# START OF DATA SHOWN

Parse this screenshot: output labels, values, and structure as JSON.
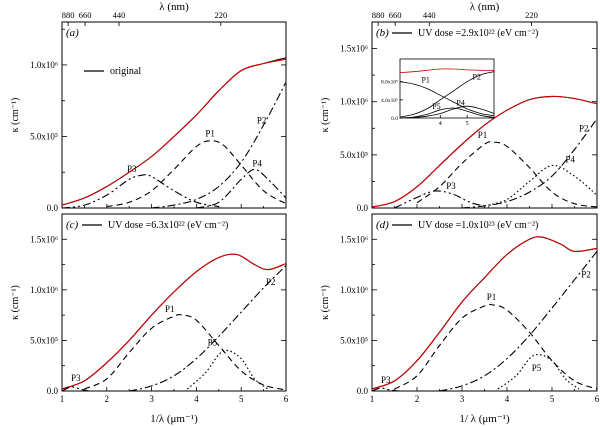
{
  "chart_data": [
    {
      "panel_label": "(a)",
      "type": "line",
      "top_axis": {
        "label": "λ (nm)",
        "ticks": [
          {
            "x": 1.136,
            "label": "880"
          },
          {
            "x": 1.515,
            "label": "660"
          },
          {
            "x": 2.273,
            "label": "440"
          },
          {
            "x": 4.545,
            "label": "220"
          }
        ]
      },
      "xlabel": "",
      "ylabel": "κ (cm⁻¹)",
      "xlim": [
        1,
        6
      ],
      "ylim": [
        0,
        1.3
      ],
      "y_ticks": [
        {
          "v": 0,
          "label": "0.0"
        },
        {
          "v": 0.5,
          "label": "5.0x10⁵"
        },
        {
          "v": 1.0,
          "label": "1.0x10⁶"
        }
      ],
      "legend": "original",
      "series": [
        {
          "name": "original",
          "style": "solid-black",
          "x": [
            1.0,
            1.5,
            2.0,
            2.5,
            3.0,
            3.5,
            4.0,
            4.5,
            5.0,
            5.5,
            6.0
          ],
          "y": [
            0.02,
            0.07,
            0.15,
            0.25,
            0.36,
            0.5,
            0.65,
            0.82,
            0.96,
            1.01,
            1.05
          ]
        },
        {
          "name": "fit",
          "style": "solid-red",
          "x": [
            1.0,
            1.5,
            2.0,
            2.5,
            3.0,
            3.5,
            4.0,
            4.5,
            5.0,
            5.5,
            6.0
          ],
          "y": [
            0.02,
            0.07,
            0.15,
            0.25,
            0.36,
            0.5,
            0.65,
            0.82,
            0.96,
            1.01,
            1.04
          ]
        },
        {
          "name": "P1",
          "style": "dash",
          "x": [
            2.0,
            2.5,
            3.0,
            3.5,
            4.0,
            4.3,
            4.6,
            5.0,
            5.5,
            6.0
          ],
          "y": [
            0.01,
            0.04,
            0.12,
            0.27,
            0.43,
            0.47,
            0.44,
            0.3,
            0.12,
            0.03
          ]
        },
        {
          "name": "P2",
          "style": "dashdot",
          "x": [
            3.0,
            3.5,
            4.0,
            4.5,
            5.0,
            5.5,
            6.0
          ],
          "y": [
            0.0,
            0.02,
            0.06,
            0.15,
            0.32,
            0.58,
            0.88
          ]
        },
        {
          "name": "P3",
          "style": "dashdotdot",
          "x": [
            1.0,
            1.5,
            2.0,
            2.5,
            2.8,
            3.0,
            3.5,
            4.0,
            4.5
          ],
          "y": [
            0.0,
            0.02,
            0.09,
            0.2,
            0.23,
            0.22,
            0.12,
            0.04,
            0.01
          ]
        },
        {
          "name": "P4",
          "style": "dashdot",
          "x": [
            4.0,
            4.5,
            5.0,
            5.3,
            5.6,
            6.0
          ],
          "y": [
            0.0,
            0.04,
            0.2,
            0.27,
            0.2,
            0.07
          ]
        }
      ],
      "peak_labels": [
        {
          "text": "P1",
          "x": 4.2,
          "y": 0.5
        },
        {
          "text": "P2",
          "x": 5.35,
          "y": 0.59
        },
        {
          "text": "P3",
          "x": 2.45,
          "y": 0.25
        },
        {
          "text": "P4",
          "x": 5.25,
          "y": 0.29
        }
      ]
    },
    {
      "panel_label": "(b)",
      "type": "line",
      "top_axis": {
        "label": "λ (nm)",
        "ticks": [
          {
            "x": 1.136,
            "label": "880"
          },
          {
            "x": 1.515,
            "label": "660"
          },
          {
            "x": 2.273,
            "label": "440"
          },
          {
            "x": 4.545,
            "label": "220"
          }
        ]
      },
      "xlabel": "",
      "ylabel": "κ (cm⁻¹)",
      "xlim": [
        1,
        6
      ],
      "ylim": [
        0,
        1.75
      ],
      "y_ticks": [
        {
          "v": 0,
          "label": "0.0"
        },
        {
          "v": 0.5,
          "label": "5.0x10⁵"
        },
        {
          "v": 1.0,
          "label": "1.0x10⁶"
        },
        {
          "v": 1.5,
          "label": "1.5x10⁶"
        }
      ],
      "legend": "UV dose =2.9x10²²  (eV cm⁻²)",
      "series": [
        {
          "name": "original",
          "style": "solid-black",
          "x": [
            1.0,
            1.5,
            2.0,
            2.5,
            3.0,
            3.5,
            4.0,
            4.5,
            5.0,
            5.5,
            6.0
          ],
          "y": [
            0.01,
            0.06,
            0.2,
            0.4,
            0.6,
            0.78,
            0.92,
            1.02,
            1.05,
            1.03,
            0.98
          ]
        },
        {
          "name": "fit",
          "style": "solid-red",
          "x": [
            1.0,
            1.5,
            2.0,
            2.5,
            3.0,
            3.5,
            4.0,
            4.5,
            5.0,
            5.5,
            6.0
          ],
          "y": [
            0.01,
            0.06,
            0.2,
            0.4,
            0.6,
            0.78,
            0.92,
            1.02,
            1.05,
            1.03,
            0.98
          ]
        },
        {
          "name": "P1",
          "style": "dash",
          "x": [
            2.0,
            2.5,
            3.0,
            3.5,
            3.7,
            4.0,
            4.5,
            5.0,
            5.5,
            6.0
          ],
          "y": [
            0.05,
            0.2,
            0.42,
            0.6,
            0.62,
            0.58,
            0.38,
            0.15,
            0.04,
            0.01
          ]
        },
        {
          "name": "P2",
          "style": "dashdot",
          "x": [
            3.0,
            3.5,
            4.0,
            4.5,
            5.0,
            5.5,
            6.0
          ],
          "y": [
            0.0,
            0.02,
            0.06,
            0.15,
            0.3,
            0.55,
            0.84
          ]
        },
        {
          "name": "P3",
          "style": "dashdotdot",
          "x": [
            1.5,
            2.0,
            2.4,
            2.8,
            3.2,
            3.6
          ],
          "y": [
            0.0,
            0.1,
            0.16,
            0.13,
            0.05,
            0.01
          ]
        },
        {
          "name": "P4",
          "style": "dot",
          "x": [
            3.5,
            4.0,
            4.5,
            5.0,
            5.5,
            6.0
          ],
          "y": [
            0.02,
            0.08,
            0.25,
            0.4,
            0.3,
            0.12
          ]
        }
      ],
      "peak_labels": [
        {
          "text": "P1",
          "x": 3.35,
          "y": 0.66
        },
        {
          "text": "P2",
          "x": 5.6,
          "y": 0.72
        },
        {
          "text": "P3",
          "x": 2.65,
          "y": 0.18
        },
        {
          "text": "P4",
          "x": 5.3,
          "y": 0.43
        }
      ],
      "inset": {
        "xlim": [
          2.5,
          6.0
        ],
        "ylim": [
          0,
          1.3
        ],
        "x_ticks": [
          {
            "v": 4,
            "label": "4"
          },
          {
            "v": 5,
            "label": "5"
          }
        ],
        "y_ticks": [
          {
            "v": 0,
            "label": "0.0"
          },
          {
            "v": 0.4,
            "label": "4.0x10⁵"
          },
          {
            "v": 0.8,
            "label": "8.0x10⁵"
          }
        ],
        "series": [
          {
            "name": "fit",
            "style": "solid-red",
            "x": [
              2.5,
              3.0,
              3.5,
              4.0,
              4.5,
              5.0,
              5.5,
              6.0
            ],
            "y": [
              1.0,
              1.02,
              1.05,
              1.08,
              1.08,
              1.06,
              1.05,
              1.05
            ]
          },
          {
            "name": "P1",
            "style": "solid",
            "x": [
              2.5,
              3.0,
              3.5,
              4.0,
              4.5,
              5.0,
              5.5,
              6.0
            ],
            "y": [
              0.8,
              0.75,
              0.65,
              0.5,
              0.35,
              0.2,
              0.1,
              0.05
            ]
          },
          {
            "name": "P2",
            "style": "solid",
            "x": [
              2.5,
              3.0,
              3.5,
              4.0,
              4.5,
              5.0,
              5.5,
              6.0
            ],
            "y": [
              0.02,
              0.08,
              0.2,
              0.4,
              0.6,
              0.8,
              0.95,
              1.02
            ]
          },
          {
            "name": "P5",
            "style": "solid",
            "x": [
              2.5,
              3.0,
              3.5,
              4.0,
              4.5,
              5.0,
              5.5,
              6.0
            ],
            "y": [
              0.0,
              0.02,
              0.08,
              0.18,
              0.22,
              0.15,
              0.06,
              0.01
            ]
          },
          {
            "name": "P4",
            "style": "solid",
            "x": [
              2.5,
              3.0,
              3.5,
              4.0,
              4.5,
              5.0,
              5.5,
              6.0
            ],
            "y": [
              0.0,
              0.01,
              0.04,
              0.1,
              0.2,
              0.26,
              0.2,
              0.1
            ]
          }
        ],
        "labels": [
          {
            "text": "P1",
            "x": 3.3,
            "y": 0.78
          },
          {
            "text": "P2",
            "x": 5.2,
            "y": 0.85
          },
          {
            "text": "P5",
            "x": 3.7,
            "y": 0.2
          },
          {
            "text": "P4",
            "x": 4.6,
            "y": 0.28
          }
        ]
      }
    },
    {
      "panel_label": "(c)",
      "type": "line",
      "xlabel": "1/λ (μm⁻¹)",
      "ylabel": "κ (cm⁻¹)",
      "xlim": [
        1,
        6
      ],
      "ylim": [
        0,
        1.75
      ],
      "x_ticks": [
        {
          "v": 1,
          "label": "1"
        },
        {
          "v": 2,
          "label": "2"
        },
        {
          "v": 3,
          "label": "3"
        },
        {
          "v": 4,
          "label": "4"
        },
        {
          "v": 5,
          "label": "5"
        },
        {
          "v": 6,
          "label": "6"
        }
      ],
      "y_ticks": [
        {
          "v": 0,
          "label": "0.0"
        },
        {
          "v": 0.5,
          "label": "5.0x10⁵"
        },
        {
          "v": 1.0,
          "label": "1.0x10⁶"
        },
        {
          "v": 1.5,
          "label": "1.5x10⁶"
        }
      ],
      "legend": "UV dose =6.3x10²²  (eV cm⁻²)",
      "series": [
        {
          "name": "original",
          "style": "solid-black",
          "x": [
            1.0,
            1.5,
            2.0,
            2.5,
            3.0,
            3.5,
            4.0,
            4.5,
            4.9,
            5.3,
            5.6,
            6.0
          ],
          "y": [
            0.02,
            0.1,
            0.28,
            0.5,
            0.75,
            0.98,
            1.18,
            1.32,
            1.35,
            1.25,
            1.2,
            1.26
          ]
        },
        {
          "name": "fit",
          "style": "solid-red",
          "x": [
            1.0,
            1.5,
            2.0,
            2.5,
            3.0,
            3.5,
            4.0,
            4.5,
            4.9,
            5.3,
            5.6,
            6.0
          ],
          "y": [
            0.02,
            0.1,
            0.28,
            0.5,
            0.75,
            0.98,
            1.18,
            1.32,
            1.35,
            1.25,
            1.2,
            1.26
          ]
        },
        {
          "name": "P1",
          "style": "dash",
          "x": [
            1.5,
            2.0,
            2.5,
            3.0,
            3.5,
            3.7,
            4.0,
            4.5,
            5.0,
            5.5,
            6.0
          ],
          "y": [
            0.02,
            0.12,
            0.38,
            0.62,
            0.74,
            0.75,
            0.7,
            0.45,
            0.2,
            0.06,
            0.01
          ]
        },
        {
          "name": "P2",
          "style": "dashdot",
          "x": [
            2.5,
            3.0,
            3.5,
            4.0,
            4.5,
            5.0,
            5.5,
            6.0
          ],
          "y": [
            0.0,
            0.05,
            0.15,
            0.32,
            0.54,
            0.78,
            1.02,
            1.24
          ]
        },
        {
          "name": "P3",
          "style": "dashdotdot",
          "x": [
            1.0,
            1.2,
            1.4,
            1.6
          ],
          "y": [
            0.0,
            0.04,
            0.02,
            0.0
          ]
        },
        {
          "name": "P5",
          "style": "dot",
          "x": [
            3.8,
            4.2,
            4.5,
            4.7,
            5.0,
            5.3,
            5.6
          ],
          "y": [
            0.02,
            0.18,
            0.36,
            0.4,
            0.32,
            0.12,
            0.02
          ]
        }
      ],
      "peak_labels": [
        {
          "text": "P1",
          "x": 3.3,
          "y": 0.78
        },
        {
          "text": "P2",
          "x": 5.55,
          "y": 1.05
        },
        {
          "text": "P3",
          "x": 1.2,
          "y": 0.1
        },
        {
          "text": "P5",
          "x": 4.25,
          "y": 0.45
        }
      ]
    },
    {
      "panel_label": "(d)",
      "type": "line",
      "xlabel": "1/ λ (μm⁻¹)",
      "ylabel": "κ (cm⁻¹)",
      "xlim": [
        1,
        6
      ],
      "ylim": [
        0,
        1.75
      ],
      "x_ticks": [
        {
          "v": 1,
          "label": "1"
        },
        {
          "v": 2,
          "label": "2"
        },
        {
          "v": 3,
          "label": "3"
        },
        {
          "v": 4,
          "label": "4"
        },
        {
          "v": 5,
          "label": "5"
        },
        {
          "v": 6,
          "label": "6"
        }
      ],
      "y_ticks": [
        {
          "v": 0,
          "label": "0.0"
        },
        {
          "v": 0.5,
          "label": "5.0x10⁵"
        },
        {
          "v": 1.0,
          "label": "1.0x10⁶"
        },
        {
          "v": 1.5,
          "label": "1.5x10⁶"
        }
      ],
      "legend": "UV dose =1.0x10²³  (eV cm⁻²)",
      "series": [
        {
          "name": "original",
          "style": "solid-black",
          "x": [
            1.0,
            1.5,
            2.0,
            2.5,
            3.0,
            3.5,
            4.0,
            4.5,
            4.8,
            5.2,
            5.5,
            6.0
          ],
          "y": [
            0.02,
            0.1,
            0.3,
            0.58,
            0.88,
            1.12,
            1.35,
            1.5,
            1.52,
            1.45,
            1.38,
            1.41
          ]
        },
        {
          "name": "fit",
          "style": "solid-red",
          "x": [
            1.0,
            1.5,
            2.0,
            2.5,
            3.0,
            3.5,
            4.0,
            4.5,
            4.8,
            5.2,
            5.5,
            6.0
          ],
          "y": [
            0.02,
            0.1,
            0.3,
            0.58,
            0.88,
            1.12,
            1.35,
            1.5,
            1.52,
            1.45,
            1.38,
            1.41
          ]
        },
        {
          "name": "P1",
          "style": "dash",
          "x": [
            1.5,
            2.0,
            2.5,
            3.0,
            3.5,
            3.7,
            4.0,
            4.5,
            5.0,
            5.5,
            6.0
          ],
          "y": [
            0.02,
            0.15,
            0.45,
            0.72,
            0.84,
            0.85,
            0.8,
            0.58,
            0.3,
            0.1,
            0.02
          ]
        },
        {
          "name": "P2",
          "style": "dashdot",
          "x": [
            2.5,
            3.0,
            3.5,
            4.0,
            4.5,
            5.0,
            5.5,
            6.0
          ],
          "y": [
            0.0,
            0.05,
            0.15,
            0.32,
            0.55,
            0.82,
            1.1,
            1.38
          ]
        },
        {
          "name": "P3",
          "style": "dashdotdot",
          "x": [
            1.0,
            1.2,
            1.4,
            1.6
          ],
          "y": [
            0.0,
            0.03,
            0.01,
            0.0
          ]
        },
        {
          "name": "P5",
          "style": "dot",
          "x": [
            3.8,
            4.2,
            4.5,
            4.7,
            5.0,
            5.3,
            5.6
          ],
          "y": [
            0.02,
            0.15,
            0.32,
            0.36,
            0.3,
            0.12,
            0.02
          ]
        }
      ],
      "peak_labels": [
        {
          "text": "P1",
          "x": 3.55,
          "y": 0.9
        },
        {
          "text": "P2",
          "x": 5.65,
          "y": 1.12
        },
        {
          "text": "P3",
          "x": 1.2,
          "y": 0.08
        },
        {
          "text": "P5",
          "x": 4.55,
          "y": 0.2
        }
      ]
    }
  ]
}
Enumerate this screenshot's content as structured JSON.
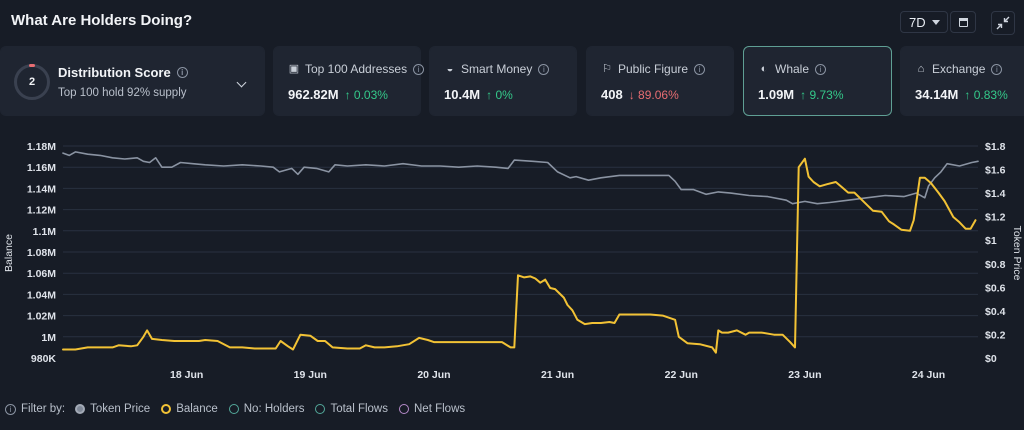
{
  "header": {
    "title": "What Are Holders Doing?",
    "period": "7D"
  },
  "distribution": {
    "score": "2",
    "title": "Distribution Score",
    "subtitle": "Top 100 hold 92% supply"
  },
  "cards": [
    {
      "label": "Top 100 Addresses",
      "value": "962.82M",
      "change": "↑ 0.03%",
      "dir": "up",
      "icon": "wallet-icon"
    },
    {
      "label": "Smart Money",
      "value": "10.4M",
      "change": "↑ 0%",
      "dir": "up",
      "icon": "brain-icon"
    },
    {
      "label": "Public Figure",
      "value": "408",
      "change": "↓ 89.06%",
      "dir": "down",
      "icon": "megaphone-icon"
    },
    {
      "label": "Whale",
      "value": "1.09M",
      "change": "↑ 9.73%",
      "dir": "up",
      "icon": "whale-icon"
    },
    {
      "label": "Exchange",
      "value": "34.14M",
      "change": "↑ 0.83%",
      "dir": "up",
      "icon": "bank-icon"
    }
  ],
  "legend": {
    "filter_label": "Filter by:",
    "items": [
      "Token Price",
      "Balance",
      "No: Holders",
      "Total Flows",
      "Net Flows"
    ]
  },
  "chart_data": {
    "type": "line",
    "xlabel": "",
    "ylabel_left": "Balance",
    "ylabel_right": "Token Price",
    "ylim_left": [
      980000,
      1180000
    ],
    "ylim_right": [
      0,
      1.8
    ],
    "left_ticks": [
      "980K",
      "1M",
      "1.02M",
      "1.04M",
      "1.06M",
      "1.08M",
      "1.1M",
      "1.12M",
      "1.14M",
      "1.16M",
      "1.18M"
    ],
    "right_ticks": [
      "$0",
      "$0.2",
      "$0.4",
      "$0.6",
      "$0.8",
      "$1",
      "$1.2",
      "$1.4",
      "$1.6",
      "$1.8"
    ],
    "x_ticks": [
      {
        "t": 1.0,
        "label": "18 Jun"
      },
      {
        "t": 2.0,
        "label": "19 Jun"
      },
      {
        "t": 3.0,
        "label": "20 Jun"
      },
      {
        "t": 4.0,
        "label": "21 Jun"
      },
      {
        "t": 5.0,
        "label": "22 Jun"
      },
      {
        "t": 6.0,
        "label": "23 Jun"
      },
      {
        "t": 7.0,
        "label": "24 Jun"
      }
    ],
    "grid": true,
    "colors": {
      "token_price": "#8a93a2",
      "balance": "#f2c235"
    },
    "series": [
      {
        "name": "Token Price",
        "axis": "right",
        "points": [
          [
            0.0,
            1.74
          ],
          [
            0.05,
            1.72
          ],
          [
            0.1,
            1.75
          ],
          [
            0.2,
            1.73
          ],
          [
            0.3,
            1.72
          ],
          [
            0.4,
            1.7
          ],
          [
            0.5,
            1.69
          ],
          [
            0.6,
            1.7
          ],
          [
            0.65,
            1.67
          ],
          [
            0.7,
            1.66
          ],
          [
            0.75,
            1.7
          ],
          [
            0.8,
            1.62
          ],
          [
            0.88,
            1.62
          ],
          [
            0.95,
            1.66
          ],
          [
            1.05,
            1.65
          ],
          [
            1.15,
            1.64
          ],
          [
            1.3,
            1.63
          ],
          [
            1.45,
            1.64
          ],
          [
            1.6,
            1.63
          ],
          [
            1.7,
            1.62
          ],
          [
            1.75,
            1.58
          ],
          [
            1.85,
            1.61
          ],
          [
            1.9,
            1.56
          ],
          [
            1.95,
            1.62
          ],
          [
            2.05,
            1.61
          ],
          [
            2.15,
            1.58
          ],
          [
            2.2,
            1.64
          ],
          [
            2.3,
            1.63
          ],
          [
            2.45,
            1.64
          ],
          [
            2.6,
            1.63
          ],
          [
            2.75,
            1.65
          ],
          [
            2.9,
            1.63
          ],
          [
            3.05,
            1.63
          ],
          [
            3.2,
            1.62
          ],
          [
            3.35,
            1.63
          ],
          [
            3.5,
            1.62
          ],
          [
            3.6,
            1.61
          ],
          [
            3.65,
            1.68
          ],
          [
            3.8,
            1.67
          ],
          [
            3.92,
            1.66
          ],
          [
            4.0,
            1.58
          ],
          [
            4.1,
            1.53
          ],
          [
            4.15,
            1.54
          ],
          [
            4.25,
            1.51
          ],
          [
            4.35,
            1.53
          ],
          [
            4.5,
            1.55
          ],
          [
            4.65,
            1.55
          ],
          [
            4.8,
            1.55
          ],
          [
            4.9,
            1.55
          ],
          [
            4.95,
            1.5
          ],
          [
            5.0,
            1.43
          ],
          [
            5.1,
            1.43
          ],
          [
            5.2,
            1.39
          ],
          [
            5.3,
            1.41
          ],
          [
            5.4,
            1.4
          ],
          [
            5.55,
            1.38
          ],
          [
            5.7,
            1.37
          ],
          [
            5.85,
            1.34
          ],
          [
            5.9,
            1.31
          ],
          [
            6.0,
            1.33
          ],
          [
            6.1,
            1.31
          ],
          [
            6.2,
            1.32
          ],
          [
            6.35,
            1.34
          ],
          [
            6.5,
            1.36
          ],
          [
            6.65,
            1.38
          ],
          [
            6.8,
            1.37
          ],
          [
            6.9,
            1.4
          ],
          [
            6.97,
            1.36
          ],
          [
            7.0,
            1.46
          ],
          [
            7.05,
            1.53
          ],
          [
            7.1,
            1.58
          ],
          [
            7.15,
            1.65
          ],
          [
            7.25,
            1.63
          ],
          [
            7.35,
            1.66
          ],
          [
            7.4,
            1.67
          ]
        ]
      },
      {
        "name": "Balance",
        "axis": "left",
        "points": [
          [
            0.0,
            988000
          ],
          [
            0.05,
            988000
          ],
          [
            0.1,
            988000
          ],
          [
            0.2,
            990000
          ],
          [
            0.3,
            990000
          ],
          [
            0.4,
            990000
          ],
          [
            0.45,
            992000
          ],
          [
            0.55,
            991000
          ],
          [
            0.6,
            992000
          ],
          [
            0.65,
            1000000
          ],
          [
            0.68,
            1006000
          ],
          [
            0.72,
            998000
          ],
          [
            0.8,
            997000
          ],
          [
            0.9,
            996000
          ],
          [
            1.0,
            996000
          ],
          [
            1.1,
            996000
          ],
          [
            1.15,
            997000
          ],
          [
            1.25,
            996000
          ],
          [
            1.35,
            990000
          ],
          [
            1.45,
            990000
          ],
          [
            1.55,
            989000
          ],
          [
            1.65,
            989000
          ],
          [
            1.72,
            989000
          ],
          [
            1.76,
            996000
          ],
          [
            1.82,
            991000
          ],
          [
            1.86,
            988000
          ],
          [
            1.92,
            1002000
          ],
          [
            2.0,
            1001000
          ],
          [
            2.06,
            996000
          ],
          [
            2.12,
            996000
          ],
          [
            2.18,
            990000
          ],
          [
            2.3,
            989000
          ],
          [
            2.4,
            989000
          ],
          [
            2.45,
            992000
          ],
          [
            2.52,
            990000
          ],
          [
            2.6,
            990000
          ],
          [
            2.7,
            991000
          ],
          [
            2.8,
            993000
          ],
          [
            2.88,
            999000
          ],
          [
            2.95,
            997000
          ],
          [
            3.0,
            995000
          ],
          [
            3.1,
            995000
          ],
          [
            3.25,
            995000
          ],
          [
            3.4,
            995000
          ],
          [
            3.55,
            995000
          ],
          [
            3.62,
            990000
          ],
          [
            3.65,
            990000
          ],
          [
            3.68,
            1058000
          ],
          [
            3.73,
            1056000
          ],
          [
            3.78,
            1057000
          ],
          [
            3.82,
            1055000
          ],
          [
            3.86,
            1051000
          ],
          [
            3.9,
            1054000
          ],
          [
            3.94,
            1046000
          ],
          [
            3.98,
            1045000
          ],
          [
            4.05,
            1037000
          ],
          [
            4.08,
            1030000
          ],
          [
            4.12,
            1025000
          ],
          [
            4.16,
            1016000
          ],
          [
            4.22,
            1012000
          ],
          [
            4.28,
            1013000
          ],
          [
            4.35,
            1013000
          ],
          [
            4.42,
            1014000
          ],
          [
            4.46,
            1013000
          ],
          [
            4.5,
            1021000
          ],
          [
            4.6,
            1021000
          ],
          [
            4.75,
            1021000
          ],
          [
            4.85,
            1020000
          ],
          [
            4.9,
            1018000
          ],
          [
            4.95,
            1016000
          ],
          [
            4.98,
            1000000
          ],
          [
            5.05,
            994000
          ],
          [
            5.15,
            993000
          ],
          [
            5.25,
            990000
          ],
          [
            5.28,
            985000
          ],
          [
            5.3,
            1006000
          ],
          [
            5.33,
            1004000
          ],
          [
            5.38,
            1004000
          ],
          [
            5.45,
            1006000
          ],
          [
            5.52,
            1002000
          ],
          [
            5.55,
            1004000
          ],
          [
            5.65,
            1004000
          ],
          [
            5.75,
            1002000
          ],
          [
            5.82,
            1002000
          ],
          [
            5.88,
            995000
          ],
          [
            5.92,
            990000
          ],
          [
            5.95,
            1160000
          ],
          [
            6.0,
            1168000
          ],
          [
            6.03,
            1151000
          ],
          [
            6.07,
            1146000
          ],
          [
            6.12,
            1142000
          ],
          [
            6.18,
            1144000
          ],
          [
            6.25,
            1146000
          ],
          [
            6.3,
            1141000
          ],
          [
            6.35,
            1136000
          ],
          [
            6.4,
            1136000
          ],
          [
            6.48,
            1127000
          ],
          [
            6.55,
            1119000
          ],
          [
            6.62,
            1118000
          ],
          [
            6.68,
            1109000
          ],
          [
            6.72,
            1106000
          ],
          [
            6.78,
            1101000
          ],
          [
            6.85,
            1100000
          ],
          [
            6.88,
            1110000
          ],
          [
            6.93,
            1150000
          ],
          [
            6.97,
            1150000
          ],
          [
            7.02,
            1145000
          ],
          [
            7.08,
            1136000
          ],
          [
            7.13,
            1128000
          ],
          [
            7.2,
            1113000
          ],
          [
            7.25,
            1108000
          ],
          [
            7.3,
            1102000
          ],
          [
            7.34,
            1102000
          ],
          [
            7.38,
            1110000
          ]
        ]
      }
    ]
  }
}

# END OF DATA SHOWN

— INSTRUCTION —
Copy, from the material, each line that holds the string "JSON".

— SOLUTION TO THIS PROBLEM —
Parse this screenshot: output labels, values, and structure as JSON.
Enumerate this screenshot's content as structured JSON.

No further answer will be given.